[START OF DATA SHOWN]
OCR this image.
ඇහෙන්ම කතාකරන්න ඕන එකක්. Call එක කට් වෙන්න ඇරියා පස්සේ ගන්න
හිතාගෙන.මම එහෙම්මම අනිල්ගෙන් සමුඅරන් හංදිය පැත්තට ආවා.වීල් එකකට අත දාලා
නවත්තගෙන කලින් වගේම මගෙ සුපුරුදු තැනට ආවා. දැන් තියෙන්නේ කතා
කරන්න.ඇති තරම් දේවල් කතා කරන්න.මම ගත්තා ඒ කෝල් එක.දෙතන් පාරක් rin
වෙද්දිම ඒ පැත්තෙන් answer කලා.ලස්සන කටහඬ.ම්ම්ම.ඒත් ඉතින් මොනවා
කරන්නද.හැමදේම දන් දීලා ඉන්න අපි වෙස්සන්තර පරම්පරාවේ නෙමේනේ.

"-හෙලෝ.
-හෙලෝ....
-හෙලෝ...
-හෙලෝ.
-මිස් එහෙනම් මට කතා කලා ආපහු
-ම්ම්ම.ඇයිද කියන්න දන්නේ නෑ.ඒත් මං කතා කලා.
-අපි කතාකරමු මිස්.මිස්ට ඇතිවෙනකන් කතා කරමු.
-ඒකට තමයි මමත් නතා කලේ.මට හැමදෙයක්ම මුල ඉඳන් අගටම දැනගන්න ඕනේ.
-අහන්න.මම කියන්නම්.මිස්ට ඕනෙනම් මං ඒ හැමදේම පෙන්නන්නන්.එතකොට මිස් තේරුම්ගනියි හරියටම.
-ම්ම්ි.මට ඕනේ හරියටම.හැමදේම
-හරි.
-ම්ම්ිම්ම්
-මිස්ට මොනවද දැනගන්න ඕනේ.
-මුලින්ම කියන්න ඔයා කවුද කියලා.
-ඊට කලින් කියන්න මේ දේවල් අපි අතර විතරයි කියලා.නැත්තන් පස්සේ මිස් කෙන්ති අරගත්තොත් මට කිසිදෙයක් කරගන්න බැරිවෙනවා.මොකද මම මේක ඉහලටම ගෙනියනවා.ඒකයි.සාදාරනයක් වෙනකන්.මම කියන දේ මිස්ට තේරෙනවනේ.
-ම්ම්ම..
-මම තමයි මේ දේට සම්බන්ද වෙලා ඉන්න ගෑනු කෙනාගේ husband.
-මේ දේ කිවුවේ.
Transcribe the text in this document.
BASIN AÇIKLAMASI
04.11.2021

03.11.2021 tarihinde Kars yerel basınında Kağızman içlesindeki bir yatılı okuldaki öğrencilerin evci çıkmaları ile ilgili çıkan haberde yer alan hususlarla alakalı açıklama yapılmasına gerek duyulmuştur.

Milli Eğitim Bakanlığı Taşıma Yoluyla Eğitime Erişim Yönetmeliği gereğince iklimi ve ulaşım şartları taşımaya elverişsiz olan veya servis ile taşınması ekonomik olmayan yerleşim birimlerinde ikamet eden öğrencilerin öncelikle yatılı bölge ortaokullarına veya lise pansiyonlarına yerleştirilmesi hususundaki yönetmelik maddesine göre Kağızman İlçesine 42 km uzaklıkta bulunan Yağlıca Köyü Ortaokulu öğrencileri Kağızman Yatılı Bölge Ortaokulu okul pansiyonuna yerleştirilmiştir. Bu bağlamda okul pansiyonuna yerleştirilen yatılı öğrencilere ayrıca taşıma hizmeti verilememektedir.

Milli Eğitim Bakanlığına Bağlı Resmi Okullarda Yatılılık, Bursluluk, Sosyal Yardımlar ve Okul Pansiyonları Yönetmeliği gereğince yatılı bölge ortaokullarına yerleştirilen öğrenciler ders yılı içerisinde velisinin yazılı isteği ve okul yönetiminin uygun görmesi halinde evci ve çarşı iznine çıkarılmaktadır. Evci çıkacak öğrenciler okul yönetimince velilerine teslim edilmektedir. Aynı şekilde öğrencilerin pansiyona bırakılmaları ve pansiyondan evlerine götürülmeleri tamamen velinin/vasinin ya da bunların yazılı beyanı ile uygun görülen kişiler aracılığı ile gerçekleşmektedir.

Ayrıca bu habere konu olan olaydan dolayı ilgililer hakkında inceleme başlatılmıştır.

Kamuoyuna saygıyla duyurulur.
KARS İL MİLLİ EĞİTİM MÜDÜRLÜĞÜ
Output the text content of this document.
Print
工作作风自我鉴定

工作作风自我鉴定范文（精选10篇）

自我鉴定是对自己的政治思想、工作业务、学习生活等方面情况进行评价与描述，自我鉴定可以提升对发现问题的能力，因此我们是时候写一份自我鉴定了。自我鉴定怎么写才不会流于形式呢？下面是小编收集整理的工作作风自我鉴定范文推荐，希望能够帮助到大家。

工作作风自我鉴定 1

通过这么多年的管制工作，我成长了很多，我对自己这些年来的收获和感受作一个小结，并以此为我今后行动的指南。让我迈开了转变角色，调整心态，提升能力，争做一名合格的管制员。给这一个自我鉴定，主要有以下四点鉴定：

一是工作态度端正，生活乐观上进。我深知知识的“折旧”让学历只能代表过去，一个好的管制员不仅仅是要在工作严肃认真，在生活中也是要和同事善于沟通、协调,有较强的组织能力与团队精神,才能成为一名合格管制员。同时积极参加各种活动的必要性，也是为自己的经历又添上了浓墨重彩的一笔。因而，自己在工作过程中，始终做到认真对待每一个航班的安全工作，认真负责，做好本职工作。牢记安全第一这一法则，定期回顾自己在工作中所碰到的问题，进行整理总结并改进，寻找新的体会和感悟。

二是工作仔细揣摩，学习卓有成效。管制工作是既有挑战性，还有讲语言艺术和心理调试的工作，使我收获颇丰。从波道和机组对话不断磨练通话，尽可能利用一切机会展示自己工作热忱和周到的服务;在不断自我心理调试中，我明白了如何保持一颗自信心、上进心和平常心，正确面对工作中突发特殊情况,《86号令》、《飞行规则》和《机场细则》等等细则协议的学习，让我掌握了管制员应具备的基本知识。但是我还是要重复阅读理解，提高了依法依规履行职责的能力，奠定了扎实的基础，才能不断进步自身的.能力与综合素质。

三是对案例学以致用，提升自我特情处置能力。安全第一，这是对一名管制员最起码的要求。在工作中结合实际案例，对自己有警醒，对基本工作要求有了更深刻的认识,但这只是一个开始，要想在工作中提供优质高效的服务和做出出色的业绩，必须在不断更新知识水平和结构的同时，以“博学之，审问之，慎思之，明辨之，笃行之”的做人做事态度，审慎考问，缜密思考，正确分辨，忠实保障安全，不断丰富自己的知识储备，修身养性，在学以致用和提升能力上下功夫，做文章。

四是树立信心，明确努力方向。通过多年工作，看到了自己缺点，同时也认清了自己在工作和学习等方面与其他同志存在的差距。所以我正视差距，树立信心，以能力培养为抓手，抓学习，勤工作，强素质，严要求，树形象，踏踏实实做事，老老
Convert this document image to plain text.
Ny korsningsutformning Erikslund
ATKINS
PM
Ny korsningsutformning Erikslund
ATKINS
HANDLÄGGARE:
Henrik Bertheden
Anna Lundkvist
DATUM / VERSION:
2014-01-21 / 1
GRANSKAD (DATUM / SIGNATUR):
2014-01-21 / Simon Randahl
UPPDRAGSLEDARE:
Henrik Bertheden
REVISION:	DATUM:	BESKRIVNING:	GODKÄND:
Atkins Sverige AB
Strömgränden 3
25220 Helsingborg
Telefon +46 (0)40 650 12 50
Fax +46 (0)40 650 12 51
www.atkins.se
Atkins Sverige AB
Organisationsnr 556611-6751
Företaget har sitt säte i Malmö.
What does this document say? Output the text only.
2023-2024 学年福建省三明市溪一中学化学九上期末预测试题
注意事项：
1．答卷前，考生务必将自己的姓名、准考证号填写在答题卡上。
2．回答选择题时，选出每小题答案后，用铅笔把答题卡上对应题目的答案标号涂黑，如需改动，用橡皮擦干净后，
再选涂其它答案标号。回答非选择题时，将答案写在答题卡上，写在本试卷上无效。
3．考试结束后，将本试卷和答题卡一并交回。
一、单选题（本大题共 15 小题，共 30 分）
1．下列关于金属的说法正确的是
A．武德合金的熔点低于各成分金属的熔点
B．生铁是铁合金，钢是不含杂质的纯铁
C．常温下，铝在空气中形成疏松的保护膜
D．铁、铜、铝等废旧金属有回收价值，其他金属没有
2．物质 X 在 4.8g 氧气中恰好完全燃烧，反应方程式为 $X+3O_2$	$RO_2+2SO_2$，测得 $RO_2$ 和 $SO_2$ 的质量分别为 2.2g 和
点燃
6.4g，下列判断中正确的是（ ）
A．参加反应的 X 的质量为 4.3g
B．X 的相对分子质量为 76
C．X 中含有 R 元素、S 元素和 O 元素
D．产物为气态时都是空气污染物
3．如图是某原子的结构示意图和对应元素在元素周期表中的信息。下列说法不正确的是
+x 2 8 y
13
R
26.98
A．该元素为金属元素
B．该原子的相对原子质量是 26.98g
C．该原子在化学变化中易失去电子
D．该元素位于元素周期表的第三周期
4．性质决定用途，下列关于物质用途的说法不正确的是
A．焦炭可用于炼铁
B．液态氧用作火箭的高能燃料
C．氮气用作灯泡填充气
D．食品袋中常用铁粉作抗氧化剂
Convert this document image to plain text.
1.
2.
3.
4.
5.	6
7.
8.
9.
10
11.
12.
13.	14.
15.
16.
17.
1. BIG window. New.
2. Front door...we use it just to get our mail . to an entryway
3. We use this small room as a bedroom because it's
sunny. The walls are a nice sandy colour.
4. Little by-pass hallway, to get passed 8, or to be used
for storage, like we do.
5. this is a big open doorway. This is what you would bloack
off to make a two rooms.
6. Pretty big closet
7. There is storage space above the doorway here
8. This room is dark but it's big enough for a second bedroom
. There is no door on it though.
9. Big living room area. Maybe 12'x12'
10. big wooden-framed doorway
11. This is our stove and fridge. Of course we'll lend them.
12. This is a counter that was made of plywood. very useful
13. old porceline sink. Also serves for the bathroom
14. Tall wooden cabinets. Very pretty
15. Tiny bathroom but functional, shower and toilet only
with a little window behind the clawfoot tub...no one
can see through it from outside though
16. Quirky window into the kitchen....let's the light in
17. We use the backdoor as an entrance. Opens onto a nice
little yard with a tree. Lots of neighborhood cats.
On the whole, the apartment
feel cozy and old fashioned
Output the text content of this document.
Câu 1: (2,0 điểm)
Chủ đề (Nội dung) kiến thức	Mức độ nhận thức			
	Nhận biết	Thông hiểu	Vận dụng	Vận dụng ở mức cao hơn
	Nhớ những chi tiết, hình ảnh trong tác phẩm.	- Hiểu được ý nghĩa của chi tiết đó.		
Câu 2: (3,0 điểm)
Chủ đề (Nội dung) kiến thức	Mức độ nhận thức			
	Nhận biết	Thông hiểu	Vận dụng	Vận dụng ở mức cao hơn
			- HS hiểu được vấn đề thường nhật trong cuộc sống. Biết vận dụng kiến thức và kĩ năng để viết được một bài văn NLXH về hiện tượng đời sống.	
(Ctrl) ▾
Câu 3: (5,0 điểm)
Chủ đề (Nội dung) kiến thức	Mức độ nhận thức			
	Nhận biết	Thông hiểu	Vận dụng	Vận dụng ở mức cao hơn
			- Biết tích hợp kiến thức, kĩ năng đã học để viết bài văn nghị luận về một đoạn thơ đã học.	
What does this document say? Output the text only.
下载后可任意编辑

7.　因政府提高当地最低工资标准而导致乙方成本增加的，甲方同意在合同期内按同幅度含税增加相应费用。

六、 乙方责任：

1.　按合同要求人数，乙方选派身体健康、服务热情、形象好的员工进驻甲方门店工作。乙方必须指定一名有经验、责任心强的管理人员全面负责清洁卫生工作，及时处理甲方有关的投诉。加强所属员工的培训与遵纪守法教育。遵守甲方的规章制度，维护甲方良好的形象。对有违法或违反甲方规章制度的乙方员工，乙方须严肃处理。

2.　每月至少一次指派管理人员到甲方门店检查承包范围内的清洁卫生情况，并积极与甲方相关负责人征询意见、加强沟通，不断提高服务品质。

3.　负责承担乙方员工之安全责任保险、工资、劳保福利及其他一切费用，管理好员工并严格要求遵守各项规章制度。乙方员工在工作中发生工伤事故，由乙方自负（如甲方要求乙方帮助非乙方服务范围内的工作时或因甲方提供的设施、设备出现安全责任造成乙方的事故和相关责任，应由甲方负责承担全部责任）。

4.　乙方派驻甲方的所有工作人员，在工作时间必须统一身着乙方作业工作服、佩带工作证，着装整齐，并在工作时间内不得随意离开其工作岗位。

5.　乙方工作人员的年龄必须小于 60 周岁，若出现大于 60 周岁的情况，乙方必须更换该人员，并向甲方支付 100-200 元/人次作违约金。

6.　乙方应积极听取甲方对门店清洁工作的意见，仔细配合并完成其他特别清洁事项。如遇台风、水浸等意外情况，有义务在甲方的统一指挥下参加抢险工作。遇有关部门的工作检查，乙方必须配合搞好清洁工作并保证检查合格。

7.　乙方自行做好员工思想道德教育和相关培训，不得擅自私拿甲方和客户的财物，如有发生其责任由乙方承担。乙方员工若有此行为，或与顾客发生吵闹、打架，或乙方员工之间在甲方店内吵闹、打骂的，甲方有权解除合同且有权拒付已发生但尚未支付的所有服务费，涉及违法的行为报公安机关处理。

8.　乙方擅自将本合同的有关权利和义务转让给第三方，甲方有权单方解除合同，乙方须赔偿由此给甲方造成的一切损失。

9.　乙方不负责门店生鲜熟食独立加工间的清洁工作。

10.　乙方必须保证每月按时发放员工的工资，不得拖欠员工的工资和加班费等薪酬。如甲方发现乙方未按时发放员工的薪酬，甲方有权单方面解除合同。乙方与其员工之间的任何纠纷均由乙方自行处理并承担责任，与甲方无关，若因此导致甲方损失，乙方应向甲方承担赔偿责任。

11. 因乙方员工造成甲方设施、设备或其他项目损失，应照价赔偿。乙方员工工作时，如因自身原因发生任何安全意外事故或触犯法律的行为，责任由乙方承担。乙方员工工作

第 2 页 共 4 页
[END OF DATA SHOWN]
GIVEN TASK: Find the word "window" in the data and copy out each line where it turns up.

FULL SOLUTION:
1. BIG window. New.
with a little window behind the clawfoot tub...no one
16. Quirky window into the kitchen....let's the light in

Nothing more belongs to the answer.